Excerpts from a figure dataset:
____
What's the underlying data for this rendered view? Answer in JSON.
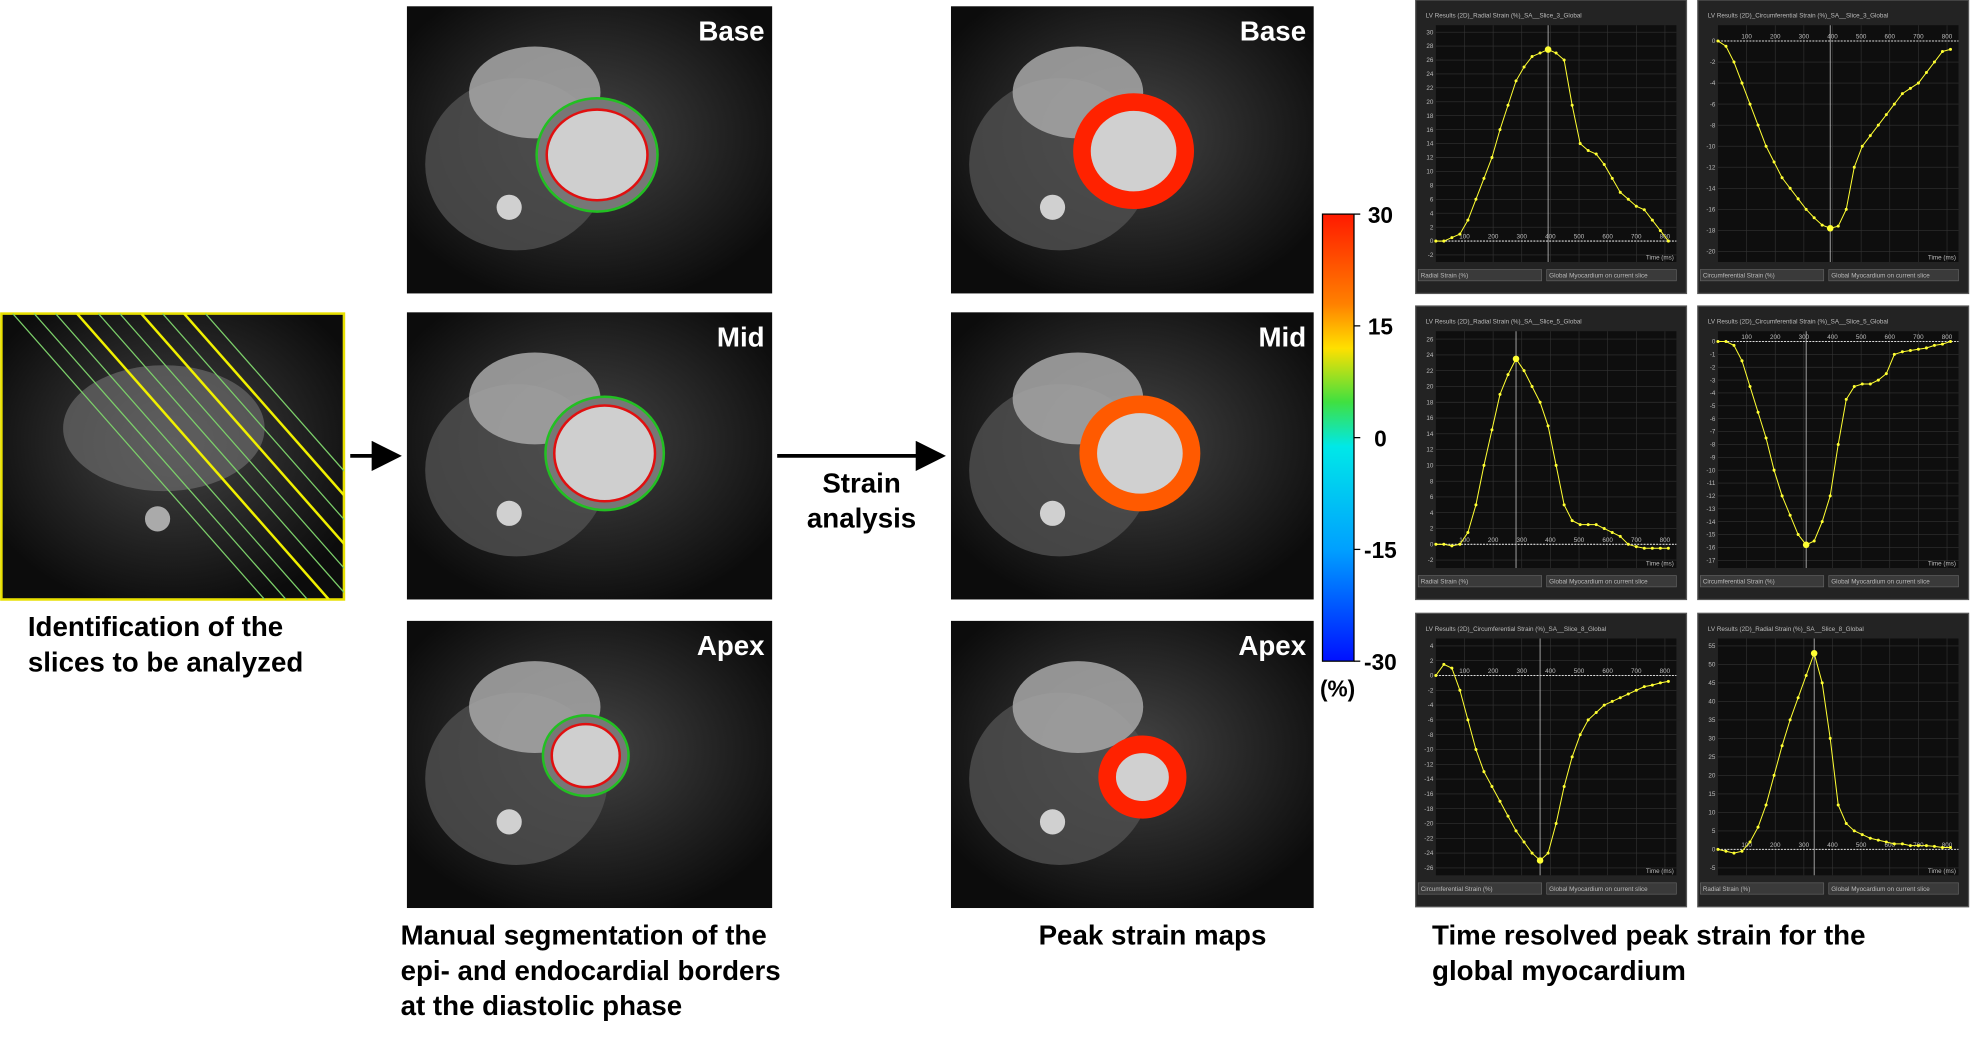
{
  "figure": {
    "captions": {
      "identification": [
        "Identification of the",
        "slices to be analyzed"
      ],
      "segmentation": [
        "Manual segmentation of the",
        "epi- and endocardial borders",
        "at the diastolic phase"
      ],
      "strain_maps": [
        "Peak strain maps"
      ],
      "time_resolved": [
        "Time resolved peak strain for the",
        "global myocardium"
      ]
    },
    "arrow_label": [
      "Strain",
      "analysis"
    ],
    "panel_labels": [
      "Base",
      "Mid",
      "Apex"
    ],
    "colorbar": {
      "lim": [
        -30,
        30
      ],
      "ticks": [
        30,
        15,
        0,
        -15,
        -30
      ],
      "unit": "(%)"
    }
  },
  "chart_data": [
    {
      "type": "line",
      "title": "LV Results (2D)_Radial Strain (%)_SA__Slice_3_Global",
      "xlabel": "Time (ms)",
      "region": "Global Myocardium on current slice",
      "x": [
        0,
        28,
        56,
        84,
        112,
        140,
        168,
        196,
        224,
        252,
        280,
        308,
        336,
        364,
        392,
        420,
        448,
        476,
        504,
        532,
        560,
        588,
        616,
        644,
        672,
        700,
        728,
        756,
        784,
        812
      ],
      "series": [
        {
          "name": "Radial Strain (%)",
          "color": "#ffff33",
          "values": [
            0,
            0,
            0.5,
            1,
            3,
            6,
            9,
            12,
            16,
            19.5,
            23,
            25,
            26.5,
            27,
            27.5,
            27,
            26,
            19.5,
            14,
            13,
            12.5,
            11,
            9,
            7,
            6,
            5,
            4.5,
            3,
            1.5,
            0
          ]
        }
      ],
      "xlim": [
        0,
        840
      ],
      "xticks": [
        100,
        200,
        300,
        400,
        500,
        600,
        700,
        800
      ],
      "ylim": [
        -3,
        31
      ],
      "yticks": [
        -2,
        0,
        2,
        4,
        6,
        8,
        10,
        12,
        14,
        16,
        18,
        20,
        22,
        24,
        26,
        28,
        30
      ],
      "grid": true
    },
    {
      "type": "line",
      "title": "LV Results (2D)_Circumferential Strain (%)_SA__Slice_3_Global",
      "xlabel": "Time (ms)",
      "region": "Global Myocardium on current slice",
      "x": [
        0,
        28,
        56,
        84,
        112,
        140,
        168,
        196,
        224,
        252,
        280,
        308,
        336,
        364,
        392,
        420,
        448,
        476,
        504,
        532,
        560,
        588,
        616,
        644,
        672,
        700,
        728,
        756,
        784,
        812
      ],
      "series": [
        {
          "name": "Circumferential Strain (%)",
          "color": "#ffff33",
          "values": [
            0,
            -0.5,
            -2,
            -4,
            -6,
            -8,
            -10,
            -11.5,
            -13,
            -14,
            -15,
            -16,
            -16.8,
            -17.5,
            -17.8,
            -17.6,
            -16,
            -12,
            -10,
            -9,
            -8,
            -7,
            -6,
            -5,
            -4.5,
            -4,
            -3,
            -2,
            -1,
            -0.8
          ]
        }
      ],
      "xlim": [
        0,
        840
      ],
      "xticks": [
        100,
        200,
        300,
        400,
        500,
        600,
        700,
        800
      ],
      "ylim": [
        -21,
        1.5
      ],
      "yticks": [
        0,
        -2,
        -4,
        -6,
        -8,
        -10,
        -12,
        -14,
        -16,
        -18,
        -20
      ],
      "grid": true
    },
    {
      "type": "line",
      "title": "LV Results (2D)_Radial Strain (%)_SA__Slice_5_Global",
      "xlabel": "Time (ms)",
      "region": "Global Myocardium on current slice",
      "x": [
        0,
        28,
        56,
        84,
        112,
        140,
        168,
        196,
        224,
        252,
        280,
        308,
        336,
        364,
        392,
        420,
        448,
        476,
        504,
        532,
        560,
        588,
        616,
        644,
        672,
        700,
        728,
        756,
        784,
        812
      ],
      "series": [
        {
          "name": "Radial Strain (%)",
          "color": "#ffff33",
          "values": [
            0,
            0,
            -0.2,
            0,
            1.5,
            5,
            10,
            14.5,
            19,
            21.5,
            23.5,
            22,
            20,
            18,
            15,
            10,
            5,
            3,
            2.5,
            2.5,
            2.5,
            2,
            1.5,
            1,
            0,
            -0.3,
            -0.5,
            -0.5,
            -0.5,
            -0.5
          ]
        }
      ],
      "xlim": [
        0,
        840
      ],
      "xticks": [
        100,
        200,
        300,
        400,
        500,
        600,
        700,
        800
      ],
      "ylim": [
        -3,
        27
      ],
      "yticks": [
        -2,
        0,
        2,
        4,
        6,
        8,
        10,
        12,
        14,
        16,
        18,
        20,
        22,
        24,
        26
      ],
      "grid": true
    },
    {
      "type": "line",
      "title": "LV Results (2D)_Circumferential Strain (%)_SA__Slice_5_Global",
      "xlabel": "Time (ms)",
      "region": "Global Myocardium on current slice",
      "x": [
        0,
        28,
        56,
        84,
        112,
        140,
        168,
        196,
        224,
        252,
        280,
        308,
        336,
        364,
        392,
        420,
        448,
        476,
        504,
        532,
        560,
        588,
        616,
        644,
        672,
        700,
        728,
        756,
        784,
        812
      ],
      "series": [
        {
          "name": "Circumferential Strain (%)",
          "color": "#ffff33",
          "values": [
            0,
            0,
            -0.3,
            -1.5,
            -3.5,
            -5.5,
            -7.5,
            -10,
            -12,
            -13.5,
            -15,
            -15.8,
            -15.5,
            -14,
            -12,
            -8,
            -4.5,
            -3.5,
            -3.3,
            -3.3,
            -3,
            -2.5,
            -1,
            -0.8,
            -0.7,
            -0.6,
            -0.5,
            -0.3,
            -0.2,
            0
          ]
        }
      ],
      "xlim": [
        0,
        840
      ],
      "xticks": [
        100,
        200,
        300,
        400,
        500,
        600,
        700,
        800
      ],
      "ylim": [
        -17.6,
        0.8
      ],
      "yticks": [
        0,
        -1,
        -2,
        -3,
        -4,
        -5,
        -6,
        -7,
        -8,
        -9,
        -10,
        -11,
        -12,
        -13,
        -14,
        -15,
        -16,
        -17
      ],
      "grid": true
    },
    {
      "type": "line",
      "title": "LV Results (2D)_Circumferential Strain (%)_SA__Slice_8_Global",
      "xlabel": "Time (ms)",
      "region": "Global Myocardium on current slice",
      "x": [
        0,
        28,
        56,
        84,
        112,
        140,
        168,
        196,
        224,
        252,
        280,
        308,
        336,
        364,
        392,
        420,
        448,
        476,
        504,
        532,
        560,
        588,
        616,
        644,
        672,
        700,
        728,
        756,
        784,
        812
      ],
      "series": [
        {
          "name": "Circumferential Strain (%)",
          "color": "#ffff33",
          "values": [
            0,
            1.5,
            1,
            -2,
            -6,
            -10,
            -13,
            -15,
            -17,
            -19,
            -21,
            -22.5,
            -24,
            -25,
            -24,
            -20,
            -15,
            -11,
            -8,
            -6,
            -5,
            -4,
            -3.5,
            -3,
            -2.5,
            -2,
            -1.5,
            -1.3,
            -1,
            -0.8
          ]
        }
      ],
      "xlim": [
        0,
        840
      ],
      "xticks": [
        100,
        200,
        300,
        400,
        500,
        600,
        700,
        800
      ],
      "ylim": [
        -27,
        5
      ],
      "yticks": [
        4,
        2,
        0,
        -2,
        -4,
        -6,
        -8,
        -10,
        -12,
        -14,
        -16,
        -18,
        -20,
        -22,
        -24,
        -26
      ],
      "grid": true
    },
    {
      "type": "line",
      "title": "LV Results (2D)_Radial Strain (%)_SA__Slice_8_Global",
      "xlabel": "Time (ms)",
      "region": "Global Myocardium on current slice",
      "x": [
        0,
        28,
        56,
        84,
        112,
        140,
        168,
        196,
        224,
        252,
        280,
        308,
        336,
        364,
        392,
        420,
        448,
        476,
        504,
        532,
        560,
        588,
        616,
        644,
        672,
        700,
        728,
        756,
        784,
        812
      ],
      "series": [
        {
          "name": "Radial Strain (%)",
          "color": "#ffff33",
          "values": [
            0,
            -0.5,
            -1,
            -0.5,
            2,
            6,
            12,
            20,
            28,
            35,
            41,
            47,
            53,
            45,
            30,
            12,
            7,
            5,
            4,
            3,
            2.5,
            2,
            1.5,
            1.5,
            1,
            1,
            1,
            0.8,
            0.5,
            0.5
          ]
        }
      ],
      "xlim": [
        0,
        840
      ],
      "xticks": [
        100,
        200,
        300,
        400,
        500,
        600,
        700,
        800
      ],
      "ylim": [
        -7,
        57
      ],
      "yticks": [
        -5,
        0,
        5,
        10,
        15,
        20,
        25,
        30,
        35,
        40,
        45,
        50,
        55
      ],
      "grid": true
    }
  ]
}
____
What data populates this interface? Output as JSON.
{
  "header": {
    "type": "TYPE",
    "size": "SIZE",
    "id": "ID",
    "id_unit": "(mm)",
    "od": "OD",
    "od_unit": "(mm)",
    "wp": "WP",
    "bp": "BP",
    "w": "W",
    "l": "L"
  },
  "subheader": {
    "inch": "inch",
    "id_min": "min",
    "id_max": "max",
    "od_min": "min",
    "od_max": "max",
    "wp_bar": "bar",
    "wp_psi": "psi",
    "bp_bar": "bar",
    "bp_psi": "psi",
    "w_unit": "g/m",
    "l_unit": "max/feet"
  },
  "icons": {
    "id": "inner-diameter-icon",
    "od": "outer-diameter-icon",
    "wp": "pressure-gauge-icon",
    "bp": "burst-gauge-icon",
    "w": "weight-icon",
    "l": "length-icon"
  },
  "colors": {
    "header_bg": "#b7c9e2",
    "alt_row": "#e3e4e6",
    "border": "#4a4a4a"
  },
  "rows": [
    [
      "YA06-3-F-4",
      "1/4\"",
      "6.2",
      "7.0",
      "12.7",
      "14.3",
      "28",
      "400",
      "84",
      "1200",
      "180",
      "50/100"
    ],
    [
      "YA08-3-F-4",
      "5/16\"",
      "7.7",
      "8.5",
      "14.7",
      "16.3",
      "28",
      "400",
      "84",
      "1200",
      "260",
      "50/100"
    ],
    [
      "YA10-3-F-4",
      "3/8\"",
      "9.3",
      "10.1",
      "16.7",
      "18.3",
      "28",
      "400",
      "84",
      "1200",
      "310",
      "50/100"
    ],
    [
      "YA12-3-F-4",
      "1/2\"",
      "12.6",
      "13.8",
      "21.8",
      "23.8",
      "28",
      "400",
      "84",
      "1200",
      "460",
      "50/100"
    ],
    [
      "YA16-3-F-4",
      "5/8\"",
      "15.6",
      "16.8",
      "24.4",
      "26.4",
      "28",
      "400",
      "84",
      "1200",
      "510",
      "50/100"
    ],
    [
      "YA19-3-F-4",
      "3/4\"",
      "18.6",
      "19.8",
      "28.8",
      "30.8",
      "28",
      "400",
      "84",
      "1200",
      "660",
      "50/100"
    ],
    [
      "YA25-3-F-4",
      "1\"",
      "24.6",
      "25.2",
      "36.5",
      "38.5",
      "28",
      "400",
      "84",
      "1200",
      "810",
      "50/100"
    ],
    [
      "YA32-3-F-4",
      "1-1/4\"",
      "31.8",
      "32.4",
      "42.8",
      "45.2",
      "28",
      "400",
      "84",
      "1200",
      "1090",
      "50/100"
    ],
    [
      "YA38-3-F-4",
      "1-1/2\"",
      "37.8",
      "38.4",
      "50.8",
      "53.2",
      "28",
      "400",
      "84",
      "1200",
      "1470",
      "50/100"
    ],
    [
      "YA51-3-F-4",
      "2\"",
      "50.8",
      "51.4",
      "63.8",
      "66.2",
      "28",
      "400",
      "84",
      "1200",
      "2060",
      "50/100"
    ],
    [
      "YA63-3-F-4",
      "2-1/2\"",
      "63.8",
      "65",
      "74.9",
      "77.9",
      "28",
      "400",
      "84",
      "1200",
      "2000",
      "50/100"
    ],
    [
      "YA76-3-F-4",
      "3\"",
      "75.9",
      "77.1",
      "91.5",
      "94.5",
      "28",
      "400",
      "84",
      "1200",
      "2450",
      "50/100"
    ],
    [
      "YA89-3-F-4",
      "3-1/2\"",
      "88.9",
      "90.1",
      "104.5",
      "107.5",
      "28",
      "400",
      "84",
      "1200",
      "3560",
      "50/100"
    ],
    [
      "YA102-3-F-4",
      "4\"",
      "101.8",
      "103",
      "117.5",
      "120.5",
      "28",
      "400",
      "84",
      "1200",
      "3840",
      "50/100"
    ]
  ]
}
____
Task goal:
Look for "What" and pull out every line that has it.

Task output:
What's the underlying data for this rendered view? Answer in JSON.
What data populates this interface? Output as JSON.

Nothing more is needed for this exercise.